(Dataset records on visual material)
■ ■ ■ ■
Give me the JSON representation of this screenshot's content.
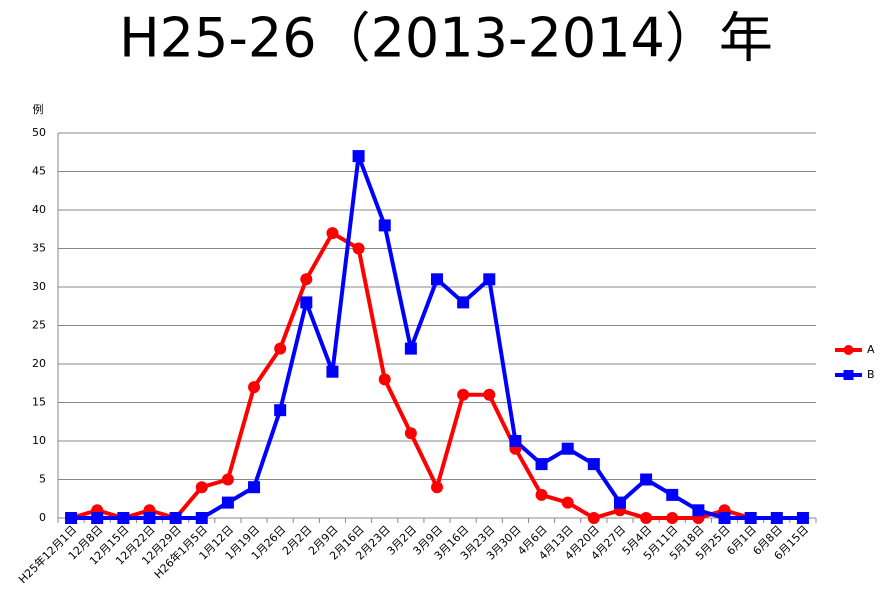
{
  "chart_data": {
    "type": "line",
    "title": "H25-26（2013-2014）年",
    "y_label": "例",
    "categories": [
      "H25年12月1日",
      "12月8日",
      "12月15日",
      "12月22日",
      "12月29日",
      "H26年1月5日",
      "1月12日",
      "1月19日",
      "1月26日",
      "2月2日",
      "2月9日",
      "2月16日",
      "2月23日",
      "3月2日",
      "3月9日",
      "3月16日",
      "3月23日",
      "3月30日",
      "4月6日",
      "4月13日",
      "4月20日",
      "4月27日",
      "5月4日",
      "5月11日",
      "5月18日",
      "5月25日",
      "6月1日",
      "6月8日",
      "6月15日"
    ],
    "series": [
      {
        "name": "A",
        "color": "#ff0000",
        "marker": "circle",
        "values": [
          0,
          1,
          0,
          1,
          0,
          4,
          5,
          17,
          22,
          31,
          37,
          35,
          18,
          11,
          4,
          16,
          16,
          9,
          3,
          2,
          0,
          1,
          0,
          0,
          0,
          1,
          0,
          0,
          0
        ]
      },
      {
        "name": "B",
        "color": "#0000ff",
        "marker": "square",
        "values": [
          0,
          0,
          0,
          0,
          0,
          0,
          2,
          4,
          14,
          28,
          19,
          47,
          38,
          22,
          31,
          28,
          31,
          10,
          7,
          9,
          7,
          2,
          5,
          3,
          1,
          0,
          0,
          0,
          0
        ]
      }
    ],
    "ylim": [
      0,
      50
    ],
    "yticks": [
      0,
      5,
      10,
      15,
      20,
      25,
      30,
      35,
      40,
      45,
      50
    ],
    "grid": true,
    "legend": "right"
  }
}
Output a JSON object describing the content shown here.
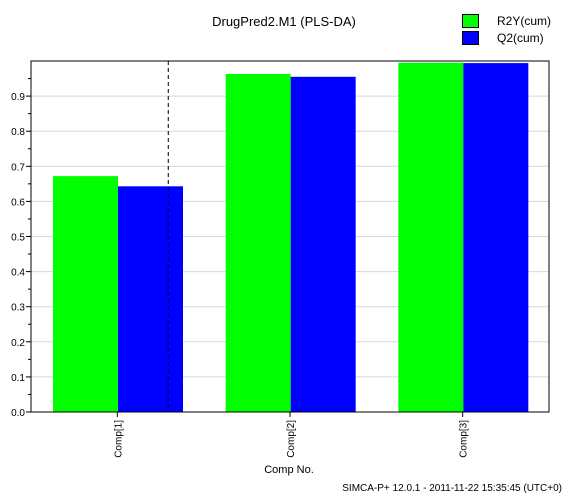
{
  "chart_data": {
    "type": "bar",
    "title": "DrugPred2.M1 (PLS-DA)",
    "xlabel": "Comp No.",
    "ylabel": "",
    "categories": [
      "Comp[1]",
      "Comp[2]",
      "Comp[3]"
    ],
    "series": [
      {
        "name": "R2Y(cum)",
        "color": "#00ff00",
        "values": [
          0.672,
          0.963,
          0.995
        ]
      },
      {
        "name": "Q2(cum)",
        "color": "#0000ff",
        "values": [
          0.643,
          0.955,
          0.994
        ]
      }
    ],
    "ylim": [
      0,
      1
    ],
    "yticks": [
      "0.0",
      "0.1",
      "0.2",
      "0.3",
      "0.4",
      "0.5",
      "0.6",
      "0.7",
      "0.8",
      "0.9"
    ],
    "grid": true,
    "legend_position": "top-right",
    "dashed_marker_after": "Comp[1]"
  },
  "footer": "SIMCA-P+ 12.0.1 - 2011-11-22 15:35:45 (UTC+0)"
}
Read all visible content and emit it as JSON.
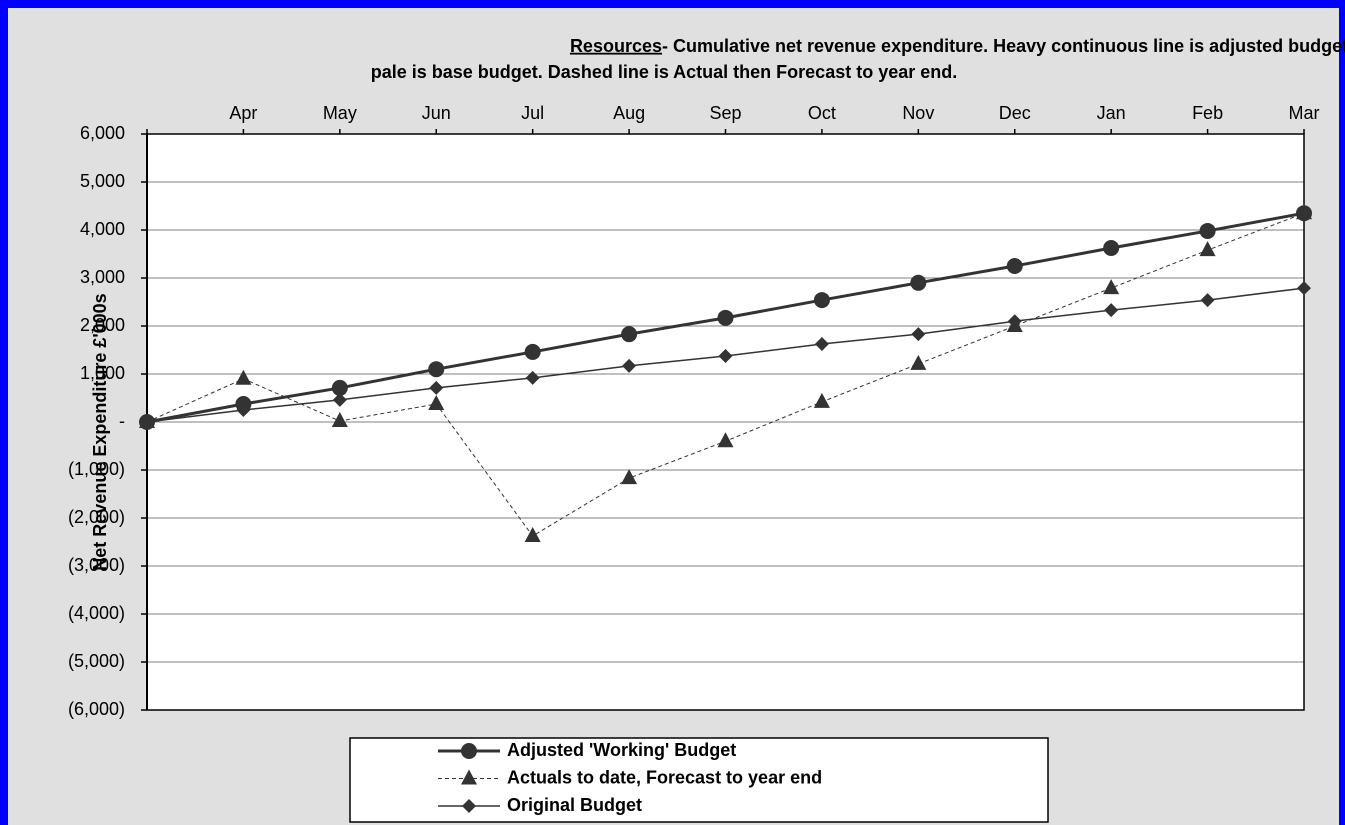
{
  "chart_data": {
    "type": "line",
    "title_emphasis": "Resources",
    "title": "- Cumulative net revenue expenditure. Heavy continuous line is adjusted budget,",
    "subtitle": "pale is base budget. Dashed line is Actual then Forecast to year end.",
    "y_label": "Net Revenue Expenditure  £'000s",
    "categories": [
      null,
      "Apr",
      "May",
      "Jun",
      "Jul",
      "Aug",
      "Sep",
      "Oct",
      "Nov",
      "Dec",
      "Jan",
      "Feb",
      "Mar"
    ],
    "ylim": [
      -6000,
      6000
    ],
    "yticks": [
      {
        "value": -6000,
        "label": "(6,000)"
      },
      {
        "value": -5000,
        "label": "(5,000)"
      },
      {
        "value": -4000,
        "label": "(4,000)"
      },
      {
        "value": -3000,
        "label": "(3,000)"
      },
      {
        "value": -2000,
        "label": "(2,000)"
      },
      {
        "value": -1000,
        "label": "(1,000)"
      },
      {
        "value": 0,
        "label": "-"
      },
      {
        "value": 1000,
        "label": "1,000"
      },
      {
        "value": 2000,
        "label": "2,000"
      },
      {
        "value": 3000,
        "label": "3,000"
      },
      {
        "value": 4000,
        "label": "4,000"
      },
      {
        "value": 5000,
        "label": "5,000"
      },
      {
        "value": 6000,
        "label": "6,000"
      }
    ],
    "grid": true,
    "legend": "bottom",
    "series": [
      {
        "name": "Adjusted 'Working' Budget",
        "color": "#333333",
        "line_style": "solid",
        "line_width": 3,
        "marker": "circle",
        "values": [
          0,
          375,
          710,
          1100,
          1460,
          1830,
          2170,
          2540,
          2900,
          3250,
          3625,
          3980,
          4350
        ]
      },
      {
        "name": "Actuals to date, Forecast to year end",
        "color": "#333333",
        "line_style": "dashed",
        "line_width": 1,
        "marker": "triangle",
        "values": [
          0,
          900,
          20,
          375,
          -2375,
          -1170,
          -400,
          420,
          1210,
          2000,
          2790,
          3580,
          4350
        ]
      },
      {
        "name": "Original Budget",
        "color": "#333333",
        "line_style": "solid",
        "line_width": 1.5,
        "marker": "diamond",
        "values": [
          0,
          250,
          460,
          710,
          920,
          1170,
          1375,
          1625,
          1830,
          2100,
          2330,
          2540,
          2790
        ]
      }
    ]
  }
}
■ ■ ■ ■
*EXERCISE TASK*: Copy the data exactly. Any picture it contains is to be omitted.

*FINISHED TASK*:
Give me the JSON representation of this screenshot's content.
{
  "chart_data": {
    "type": "line",
    "title": "H25-26（2013-2014）年",
    "y_label": "例",
    "categories": [
      "H25年12月1日",
      "12月8日",
      "12月15日",
      "12月22日",
      "12月29日",
      "H26年1月5日",
      "1月12日",
      "1月19日",
      "1月26日",
      "2月2日",
      "2月9日",
      "2月16日",
      "2月23日",
      "3月2日",
      "3月9日",
      "3月16日",
      "3月23日",
      "3月30日",
      "4月6日",
      "4月13日",
      "4月20日",
      "4月27日",
      "5月4日",
      "5月11日",
      "5月18日",
      "5月25日",
      "6月1日",
      "6月8日",
      "6月15日"
    ],
    "series": [
      {
        "name": "A",
        "color": "#ff0000",
        "marker": "circle",
        "values": [
          0,
          1,
          0,
          1,
          0,
          4,
          5,
          17,
          22,
          31,
          37,
          35,
          18,
          11,
          4,
          16,
          16,
          9,
          3,
          2,
          0,
          1,
          0,
          0,
          0,
          1,
          0,
          0,
          0
        ]
      },
      {
        "name": "B",
        "color": "#0000ff",
        "marker": "square",
        "values": [
          0,
          0,
          0,
          0,
          0,
          0,
          2,
          4,
          14,
          28,
          19,
          47,
          38,
          22,
          31,
          28,
          31,
          10,
          7,
          9,
          7,
          2,
          5,
          3,
          1,
          0,
          0,
          0,
          0
        ]
      }
    ],
    "ylim": [
      0,
      50
    ],
    "yticks": [
      0,
      5,
      10,
      15,
      20,
      25,
      30,
      35,
      40,
      45,
      50
    ],
    "grid": true,
    "legend": "right"
  }
}
Output a JSON object describing the content shown here.
{
  "chart_data": {
    "type": "bar",
    "title": "DrugPred2.M1 (PLS-DA)",
    "xlabel": "Comp No.",
    "ylabel": "",
    "categories": [
      "Comp[1]",
      "Comp[2]",
      "Comp[3]"
    ],
    "series": [
      {
        "name": "R2Y(cum)",
        "color": "#00ff00",
        "values": [
          0.672,
          0.963,
          0.995
        ]
      },
      {
        "name": "Q2(cum)",
        "color": "#0000ff",
        "values": [
          0.643,
          0.955,
          0.994
        ]
      }
    ],
    "ylim": [
      0,
      1
    ],
    "yticks": [
      "0.0",
      "0.1",
      "0.2",
      "0.3",
      "0.4",
      "0.5",
      "0.6",
      "0.7",
      "0.8",
      "0.9"
    ],
    "grid": true,
    "legend_position": "top-right",
    "dashed_marker_after": "Comp[1]"
  },
  "footer": "SIMCA-P+ 12.0.1 - 2011-11-22 15:35:45 (UTC+0)"
}
Read all visible content and emit it as JSON.
{
  "chart_data": {
    "type": "line",
    "title_emphasis": "Resources",
    "title": "- Cumulative net revenue expenditure. Heavy continuous line is adjusted budget,",
    "subtitle": "pale is base budget. Dashed line is Actual then Forecast to year end.",
    "y_label": "Net Revenue Expenditure  £'000s",
    "categories": [
      null,
      "Apr",
      "May",
      "Jun",
      "Jul",
      "Aug",
      "Sep",
      "Oct",
      "Nov",
      "Dec",
      "Jan",
      "Feb",
      "Mar"
    ],
    "ylim": [
      -6000,
      6000
    ],
    "yticks": [
      {
        "value": -6000,
        "label": "(6,000)"
      },
      {
        "value": -5000,
        "label": "(5,000)"
      },
      {
        "value": -4000,
        "label": "(4,000)"
      },
      {
        "value": -3000,
        "label": "(3,000)"
      },
      {
        "value": -2000,
        "label": "(2,000)"
      },
      {
        "value": -1000,
        "label": "(1,000)"
      },
      {
        "value": 0,
        "label": "-"
      },
      {
        "value": 1000,
        "label": "1,000"
      },
      {
        "value": 2000,
        "label": "2,000"
      },
      {
        "value": 3000,
        "label": "3,000"
      },
      {
        "value": 4000,
        "label": "4,000"
      },
      {
        "value": 5000,
        "label": "5,000"
      },
      {
        "value": 6000,
        "label": "6,000"
      }
    ],
    "grid": true,
    "legend": "bottom",
    "series": [
      {
        "name": "Adjusted 'Working' Budget",
        "color": "#333333",
        "line_style": "solid",
        "line_width": 3,
        "marker": "circle",
        "values": [
          0,
          375,
          710,
          1100,
          1460,
          1830,
          2170,
          2540,
          2900,
          3250,
          3625,
          3980,
          4350
        ]
      },
      {
        "name": "Actuals to date, Forecast to year end",
        "color": "#333333",
        "line_style": "dashed",
        "line_width": 1,
        "marker": "triangle",
        "values": [
          0,
          900,
          20,
          375,
          -2375,
          -1170,
          -400,
          420,
          1210,
          2000,
          2790,
          3580,
          4350
        ]
      },
      {
        "name": "Original Budget",
        "color": "#333333",
        "line_style": "solid",
        "line_width": 1.5,
        "marker": "diamond",
        "values": [
          0,
          250,
          460,
          710,
          920,
          1170,
          1375,
          1625,
          1830,
          2100,
          2330,
          2540,
          2790
        ]
      }
    ]
  }
}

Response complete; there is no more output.